Work to complete | Your task is to tally the lines of the listing containing the word "Playing" and report the figure alone.

Data for this task |
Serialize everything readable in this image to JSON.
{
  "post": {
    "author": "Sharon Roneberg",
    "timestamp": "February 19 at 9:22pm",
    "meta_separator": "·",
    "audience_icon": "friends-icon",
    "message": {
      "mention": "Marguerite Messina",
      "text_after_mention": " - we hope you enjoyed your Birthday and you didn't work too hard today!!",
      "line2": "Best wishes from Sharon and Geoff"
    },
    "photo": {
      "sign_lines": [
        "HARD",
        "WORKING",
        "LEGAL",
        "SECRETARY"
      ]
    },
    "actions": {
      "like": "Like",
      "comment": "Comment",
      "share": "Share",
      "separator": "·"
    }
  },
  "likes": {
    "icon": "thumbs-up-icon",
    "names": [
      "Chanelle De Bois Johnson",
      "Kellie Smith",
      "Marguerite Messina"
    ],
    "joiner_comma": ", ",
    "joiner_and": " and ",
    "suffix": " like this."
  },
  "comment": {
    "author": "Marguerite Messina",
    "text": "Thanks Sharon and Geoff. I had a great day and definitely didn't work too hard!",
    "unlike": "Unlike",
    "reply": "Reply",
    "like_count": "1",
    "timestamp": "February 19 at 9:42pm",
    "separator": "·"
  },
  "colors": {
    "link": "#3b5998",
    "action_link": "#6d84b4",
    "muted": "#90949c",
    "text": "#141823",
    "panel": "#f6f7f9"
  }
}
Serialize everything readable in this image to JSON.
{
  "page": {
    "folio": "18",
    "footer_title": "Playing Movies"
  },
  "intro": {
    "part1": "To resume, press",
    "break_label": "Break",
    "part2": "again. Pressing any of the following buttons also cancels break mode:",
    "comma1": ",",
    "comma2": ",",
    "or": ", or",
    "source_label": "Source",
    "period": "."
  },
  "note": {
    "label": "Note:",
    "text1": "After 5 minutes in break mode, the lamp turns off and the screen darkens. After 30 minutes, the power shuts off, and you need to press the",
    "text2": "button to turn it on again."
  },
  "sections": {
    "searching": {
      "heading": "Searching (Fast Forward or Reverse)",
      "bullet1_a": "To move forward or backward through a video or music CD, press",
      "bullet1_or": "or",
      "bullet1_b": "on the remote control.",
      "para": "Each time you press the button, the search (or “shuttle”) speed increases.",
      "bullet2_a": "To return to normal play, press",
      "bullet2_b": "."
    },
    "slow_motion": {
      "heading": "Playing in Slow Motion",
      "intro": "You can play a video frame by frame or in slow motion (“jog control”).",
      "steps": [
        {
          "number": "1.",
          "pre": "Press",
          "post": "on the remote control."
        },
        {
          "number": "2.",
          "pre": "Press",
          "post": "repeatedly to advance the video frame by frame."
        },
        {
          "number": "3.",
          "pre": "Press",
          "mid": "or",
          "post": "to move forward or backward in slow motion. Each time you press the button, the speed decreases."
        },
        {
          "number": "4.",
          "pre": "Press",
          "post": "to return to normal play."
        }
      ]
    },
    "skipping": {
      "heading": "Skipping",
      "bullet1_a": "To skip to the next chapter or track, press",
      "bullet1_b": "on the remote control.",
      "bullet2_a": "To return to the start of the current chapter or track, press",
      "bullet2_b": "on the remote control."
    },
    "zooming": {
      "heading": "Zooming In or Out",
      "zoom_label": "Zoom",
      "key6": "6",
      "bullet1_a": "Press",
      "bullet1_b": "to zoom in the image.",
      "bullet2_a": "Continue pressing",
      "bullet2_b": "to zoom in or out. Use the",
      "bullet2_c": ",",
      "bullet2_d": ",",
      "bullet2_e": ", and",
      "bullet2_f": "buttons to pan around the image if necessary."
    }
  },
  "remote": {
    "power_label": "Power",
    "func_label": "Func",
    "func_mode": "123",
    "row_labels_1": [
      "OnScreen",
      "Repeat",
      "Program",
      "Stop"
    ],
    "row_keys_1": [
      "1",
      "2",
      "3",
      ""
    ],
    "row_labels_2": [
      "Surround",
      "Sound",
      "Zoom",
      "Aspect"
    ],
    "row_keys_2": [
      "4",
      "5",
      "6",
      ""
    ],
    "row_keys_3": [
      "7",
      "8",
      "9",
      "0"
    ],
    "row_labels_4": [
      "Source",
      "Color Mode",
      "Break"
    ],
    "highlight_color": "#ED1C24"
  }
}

Result for this exercise | 2